* YOUR TASK: Take every line where the string "handle" appears and copy it.

Data entries
▼

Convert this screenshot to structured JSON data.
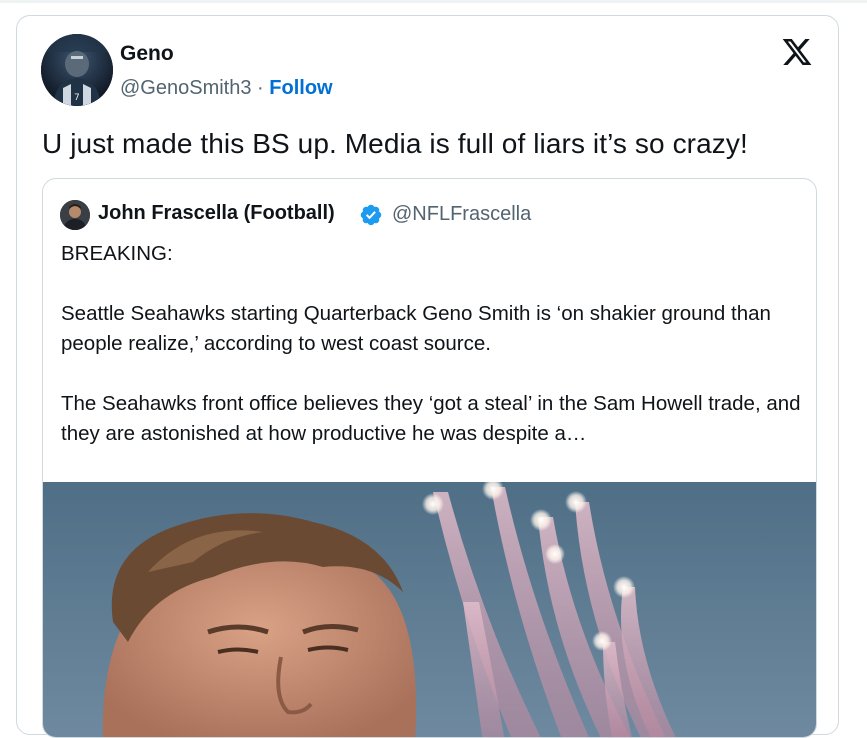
{
  "author": {
    "name": "Geno",
    "handle": "@GenoSmith3",
    "separator": "·",
    "follow_label": "Follow"
  },
  "platform_icon": "x-logo-icon",
  "tweet": {
    "text": "U just made this BS up. Media is full of liars it’s so crazy!"
  },
  "quoted_tweet": {
    "author_name": "John Frascella (Football)",
    "verified_icon": "verified-badge-icon",
    "handle": "@NFLFrascella",
    "paragraphs": [
      "BREAKING:",
      "Seattle Seahawks starting Quarterback Geno Smith is ‘on shakier ground than people realize,’ according to west coast source.",
      "The Seahawks front office believes they ‘got a steal’ in the Sam Howell trade, and they are astonished at how productive he was despite a…"
    ]
  },
  "colors": {
    "text": "#0f1419",
    "muted": "#536471",
    "link": "#006fd6",
    "verified": "#1d9bf0",
    "border": "#cfd9de"
  }
}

▲

* CORRECT OUTPUT:
    "handle": "@GenoSmith3",
    "handle": "@NFLFrascella",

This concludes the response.